Escalating Automation - The Nuclear Option

Georg Dangl by Georg Dangl in Automation Sunday, March 04, 2018

Sunday, March 04, 2018

Escalating Automation - The Nuclear Option

Recently, I've started looking into more elaborate ways to automate recurring tasks. Typically, there's functionalities like Test, Compile or Publish in your project that you want to be easily executable, reliable and consistent. Above a certain complexity, you'll reach a point where you have to script or automate them.

This post describes the process of automating builds for a .NET project both locally and in Jenkins CI.

What Options for Automation are there?

There are quite a few options when it comes to that, maybe the most common are:

  • Use platform integrated features, such as targets in dotnet csproj files or npm scripts in package.json. They are often good enough for simple things, but scale very badly with complexity and require skills you don't typically use - for example, defining MsBuild Tasks has very little to do with actual .NET programming.
  • Scripting via PowerShell on Windows or Bash on Linux and Mac, even maybe going as far as using dotnet script for a really rich feature set. Probably the main reason why scripts are used is exactly to automate tasks. It plays a big role in DevOps, System Administration and of course programming itself. It's very powerful and, if done with discipline, very maintainable even for huge projects and incredibly versatile.
  • Finally, specialized build systems and task runners are getting more popular. They often have the benefit of allowing you to use the same tools and techniques you use for your actual project and have a lot of features available directly related to what you need - think prebuilt tasks for testing or deploying.

I've had a good experience with scripting in my projects so far, but never quite managed to get good at PowerShell. So my scripts became more ugly, brittle and harder to maintain the more things they needed to do. Having heard of Cake (C# Make) before, I began looking for .NET build systems.

NUKE Build - The Nuclear Option

While Cake has been around for some time already and is even part of the .NET Foundation, I wanted to see what else there is. While lurking on Reddit one day, I read about NUKE, a newcomer in the .NET automation ecosystem which looked really promising. It's based on the latest tools, integrates directly in your dotnet solution structure and offers some nice pre-built features. I decided to give it a try, and started to migrate a project at work that has been notoriously brittle when it came to deploying.

Following just the Getting Started guide on it's page, it was quickly set up and could go on to do my first task. When using NUKE, it'll integrate directly in your solution. This means there's a .build project getting added that allows you to directly define and debug your build setup from Visual Studio or Visual Studio Code.

Integrating custom tasks, such as using WebDeploy with Azure, was incredible easy. You'll face some patterns of tasks in your build system:

  • Prebuilt tasks, such as DotNetBuild() or DotNetPack() which are part of the main NUKE project.
  • Plugins that integrate directly in NUKE, such as Nuke.WebDeploy or Nuke.GitHub. They're separate NuGet packages referenced from your build project and then work just as the integrated ones.

• _SUPPLIED DATA_

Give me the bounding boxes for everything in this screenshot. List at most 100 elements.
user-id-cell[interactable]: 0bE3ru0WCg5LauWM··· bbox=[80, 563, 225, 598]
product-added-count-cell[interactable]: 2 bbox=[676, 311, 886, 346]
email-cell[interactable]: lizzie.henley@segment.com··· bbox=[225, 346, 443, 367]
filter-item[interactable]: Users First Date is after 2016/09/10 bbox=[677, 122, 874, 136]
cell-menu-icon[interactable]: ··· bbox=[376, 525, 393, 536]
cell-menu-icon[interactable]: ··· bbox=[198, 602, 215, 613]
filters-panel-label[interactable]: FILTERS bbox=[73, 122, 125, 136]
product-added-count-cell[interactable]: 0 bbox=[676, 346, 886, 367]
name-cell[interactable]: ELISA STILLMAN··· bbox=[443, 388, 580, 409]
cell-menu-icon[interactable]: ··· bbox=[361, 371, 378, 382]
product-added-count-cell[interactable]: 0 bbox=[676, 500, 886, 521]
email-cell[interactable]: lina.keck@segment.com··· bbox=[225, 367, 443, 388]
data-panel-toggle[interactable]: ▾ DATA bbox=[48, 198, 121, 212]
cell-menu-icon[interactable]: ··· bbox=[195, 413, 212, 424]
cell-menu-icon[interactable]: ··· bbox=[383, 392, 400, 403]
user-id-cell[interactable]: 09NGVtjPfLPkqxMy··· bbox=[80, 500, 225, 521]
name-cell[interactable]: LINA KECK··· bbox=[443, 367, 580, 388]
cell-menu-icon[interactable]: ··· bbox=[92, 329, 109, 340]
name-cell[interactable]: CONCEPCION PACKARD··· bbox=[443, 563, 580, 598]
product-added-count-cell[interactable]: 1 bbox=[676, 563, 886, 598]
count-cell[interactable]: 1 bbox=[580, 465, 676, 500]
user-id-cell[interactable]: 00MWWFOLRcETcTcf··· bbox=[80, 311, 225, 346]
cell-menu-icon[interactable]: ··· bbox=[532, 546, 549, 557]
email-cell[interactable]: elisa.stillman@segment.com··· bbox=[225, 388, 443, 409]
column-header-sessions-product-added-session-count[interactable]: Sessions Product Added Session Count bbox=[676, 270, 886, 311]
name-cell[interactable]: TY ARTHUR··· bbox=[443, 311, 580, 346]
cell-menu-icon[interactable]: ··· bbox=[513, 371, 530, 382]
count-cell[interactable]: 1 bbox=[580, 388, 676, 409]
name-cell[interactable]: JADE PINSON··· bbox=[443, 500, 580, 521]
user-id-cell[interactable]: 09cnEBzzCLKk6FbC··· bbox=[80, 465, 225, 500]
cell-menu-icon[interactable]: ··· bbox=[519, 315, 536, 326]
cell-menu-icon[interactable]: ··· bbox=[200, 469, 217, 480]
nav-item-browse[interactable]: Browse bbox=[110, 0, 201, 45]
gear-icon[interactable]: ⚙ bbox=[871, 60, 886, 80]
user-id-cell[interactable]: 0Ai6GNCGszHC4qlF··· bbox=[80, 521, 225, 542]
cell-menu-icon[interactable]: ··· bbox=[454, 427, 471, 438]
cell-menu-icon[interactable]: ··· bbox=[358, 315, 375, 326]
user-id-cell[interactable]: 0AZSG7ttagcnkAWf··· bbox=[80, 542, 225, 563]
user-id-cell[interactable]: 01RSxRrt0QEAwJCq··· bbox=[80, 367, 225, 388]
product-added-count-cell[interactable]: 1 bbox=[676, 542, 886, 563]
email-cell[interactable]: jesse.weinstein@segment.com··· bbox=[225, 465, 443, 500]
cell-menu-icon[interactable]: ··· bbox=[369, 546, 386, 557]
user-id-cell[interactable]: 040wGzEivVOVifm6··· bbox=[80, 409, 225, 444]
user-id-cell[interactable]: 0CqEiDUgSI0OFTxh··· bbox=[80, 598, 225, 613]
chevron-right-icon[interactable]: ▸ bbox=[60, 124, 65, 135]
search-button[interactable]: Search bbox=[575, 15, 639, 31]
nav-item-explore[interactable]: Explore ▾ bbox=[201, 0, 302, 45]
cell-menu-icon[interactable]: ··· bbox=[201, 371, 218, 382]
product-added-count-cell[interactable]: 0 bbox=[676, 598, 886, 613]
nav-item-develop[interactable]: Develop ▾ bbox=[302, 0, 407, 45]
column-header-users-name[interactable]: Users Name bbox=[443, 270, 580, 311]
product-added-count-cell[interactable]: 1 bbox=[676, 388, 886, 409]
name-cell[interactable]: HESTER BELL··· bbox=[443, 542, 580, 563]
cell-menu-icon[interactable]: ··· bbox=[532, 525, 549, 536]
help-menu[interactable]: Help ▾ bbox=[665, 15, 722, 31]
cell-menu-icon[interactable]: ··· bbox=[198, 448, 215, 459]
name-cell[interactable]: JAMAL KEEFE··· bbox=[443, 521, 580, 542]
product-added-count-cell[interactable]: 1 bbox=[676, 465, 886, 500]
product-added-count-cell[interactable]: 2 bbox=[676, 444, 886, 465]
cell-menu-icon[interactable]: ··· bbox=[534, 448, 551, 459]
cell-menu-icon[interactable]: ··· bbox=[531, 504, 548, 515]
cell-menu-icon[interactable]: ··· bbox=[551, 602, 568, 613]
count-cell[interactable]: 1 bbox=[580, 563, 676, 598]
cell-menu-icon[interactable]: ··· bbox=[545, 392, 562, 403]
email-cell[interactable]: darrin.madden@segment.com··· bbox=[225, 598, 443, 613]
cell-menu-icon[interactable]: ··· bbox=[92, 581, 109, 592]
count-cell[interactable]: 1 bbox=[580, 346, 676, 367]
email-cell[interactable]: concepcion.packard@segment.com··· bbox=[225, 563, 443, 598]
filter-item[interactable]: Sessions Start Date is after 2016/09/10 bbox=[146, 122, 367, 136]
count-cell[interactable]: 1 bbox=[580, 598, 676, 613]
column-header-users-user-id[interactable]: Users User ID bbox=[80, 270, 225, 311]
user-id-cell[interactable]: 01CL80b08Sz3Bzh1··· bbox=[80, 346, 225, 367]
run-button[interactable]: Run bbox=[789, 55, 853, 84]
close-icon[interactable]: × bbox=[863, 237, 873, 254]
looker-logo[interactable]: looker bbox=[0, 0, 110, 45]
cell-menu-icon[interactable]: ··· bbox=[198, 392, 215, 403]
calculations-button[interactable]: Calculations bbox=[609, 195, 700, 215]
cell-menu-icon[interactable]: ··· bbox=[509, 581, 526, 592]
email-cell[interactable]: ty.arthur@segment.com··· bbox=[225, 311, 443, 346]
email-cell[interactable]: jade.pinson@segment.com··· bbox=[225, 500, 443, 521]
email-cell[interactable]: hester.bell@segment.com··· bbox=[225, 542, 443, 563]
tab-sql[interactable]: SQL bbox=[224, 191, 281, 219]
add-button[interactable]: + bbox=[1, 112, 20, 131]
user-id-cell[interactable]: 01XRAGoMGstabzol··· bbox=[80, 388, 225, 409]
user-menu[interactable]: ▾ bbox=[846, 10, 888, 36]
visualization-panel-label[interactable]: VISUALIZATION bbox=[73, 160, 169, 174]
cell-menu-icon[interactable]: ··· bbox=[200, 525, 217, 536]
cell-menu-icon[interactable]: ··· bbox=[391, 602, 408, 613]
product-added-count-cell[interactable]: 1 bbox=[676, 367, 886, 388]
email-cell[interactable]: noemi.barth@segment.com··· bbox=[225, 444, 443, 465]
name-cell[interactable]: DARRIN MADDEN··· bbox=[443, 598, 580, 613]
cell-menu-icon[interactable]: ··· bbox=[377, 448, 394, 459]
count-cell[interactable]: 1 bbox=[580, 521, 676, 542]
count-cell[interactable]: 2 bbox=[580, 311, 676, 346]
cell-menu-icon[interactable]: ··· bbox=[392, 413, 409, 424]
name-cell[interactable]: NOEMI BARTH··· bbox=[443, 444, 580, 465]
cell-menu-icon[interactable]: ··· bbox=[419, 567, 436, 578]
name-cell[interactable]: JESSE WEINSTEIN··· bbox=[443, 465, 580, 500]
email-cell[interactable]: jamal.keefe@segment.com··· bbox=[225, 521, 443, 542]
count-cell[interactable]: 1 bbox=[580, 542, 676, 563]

• _WHAT YOU WILL DO_
a – In the post on automating .NET builds, which functionalities are given as examples of recurring project tasks you want to be easily executable? List them all.
b – Continue the post on automating .NET builds with NUKE, picking up after its last sentence.

• _RESPONSES BY ITEM NUMBER_
a – Test, Compile, Publish

b –
  • Regular C# code - such as applying Xml transformations, making Http calls - for one-off things specific to your project.
  • Calling to CLI tools. It's pretty simple to generate packages for them, but often you just want to call some console commands directly, e.g. running Git commands.

You're free to combine them in any way you want.

Build, Test and Publish with an Example

As with any new tool, there's a bit of a learning curve involved. While it's not a large one, I want to show you with the CoberturaConverter project a complete example of a workflow using NUKE, including continuous integration with Jenkins, automatic deployment of NuGet packages, creation of GitHub releases and automatic versioning of the library.

You'll find all the code samples from the post as Gist or directly in the projects repository - just clone it to get started with NUKE.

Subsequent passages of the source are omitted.